Records from a collection of figures

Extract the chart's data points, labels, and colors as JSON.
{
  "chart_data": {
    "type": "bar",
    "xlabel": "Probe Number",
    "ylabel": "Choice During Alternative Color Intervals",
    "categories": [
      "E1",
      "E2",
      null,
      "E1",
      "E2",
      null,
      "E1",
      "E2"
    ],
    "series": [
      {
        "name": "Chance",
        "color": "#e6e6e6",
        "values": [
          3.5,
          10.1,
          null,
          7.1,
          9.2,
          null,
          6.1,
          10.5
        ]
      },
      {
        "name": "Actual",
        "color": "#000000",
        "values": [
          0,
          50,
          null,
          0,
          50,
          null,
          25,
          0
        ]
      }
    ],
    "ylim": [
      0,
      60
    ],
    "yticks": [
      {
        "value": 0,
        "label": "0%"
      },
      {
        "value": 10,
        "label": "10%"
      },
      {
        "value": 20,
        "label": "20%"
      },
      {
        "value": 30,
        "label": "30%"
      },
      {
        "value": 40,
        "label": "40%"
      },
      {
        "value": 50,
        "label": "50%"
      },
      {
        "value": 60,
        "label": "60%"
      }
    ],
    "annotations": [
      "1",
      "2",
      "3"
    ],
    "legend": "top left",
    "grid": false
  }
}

Aim of the task
Every record should be repeated exactly; please leave none out.

Solved problem
Extract the chart's data points, labels, and colors as JSON.
{
  "chart_data": {
    "type": "bar",
    "xlabel": "Probe Number",
    "ylabel": "Choice During Alternative Color Intervals",
    "categories": [
      "E1",
      "E2",
      null,
      "E1",
      "E2",
      null,
      "E1",
      "E2"
    ],
    "series": [
      {
        "name": "Chance",
        "color": "#e6e6e6",
        "values": [
          3.5,
          10.1,
          null,
          7.1,
          9.2,
          null,
          6.1,
          10.5
        ]
      },
      {
        "name": "Actual",
        "color": "#000000",
        "values": [
          0,
          50,
          null,
          0,
          50,
          null,
          25,
          0
        ]
      }
    ],
    "ylim": [
      0,
      60
    ],
    "yticks": [
      {
        "value": 0,
        "label": "0%"
      },
      {
        "value": 10,
        "label": "10%"
      },
      {
        "value": 20,
        "label": "20%"
      },
      {
        "value": 30,
        "label": "30%"
      },
      {
        "value": 40,
        "label": "40%"
      },
      {
        "value": 50,
        "label": "50%"
      },
      {
        "value": 60,
        "label": "60%"
      }
    ],
    "annotations": [
      "1",
      "2",
      "3"
    ],
    "legend": "top left",
    "grid": false
  }
}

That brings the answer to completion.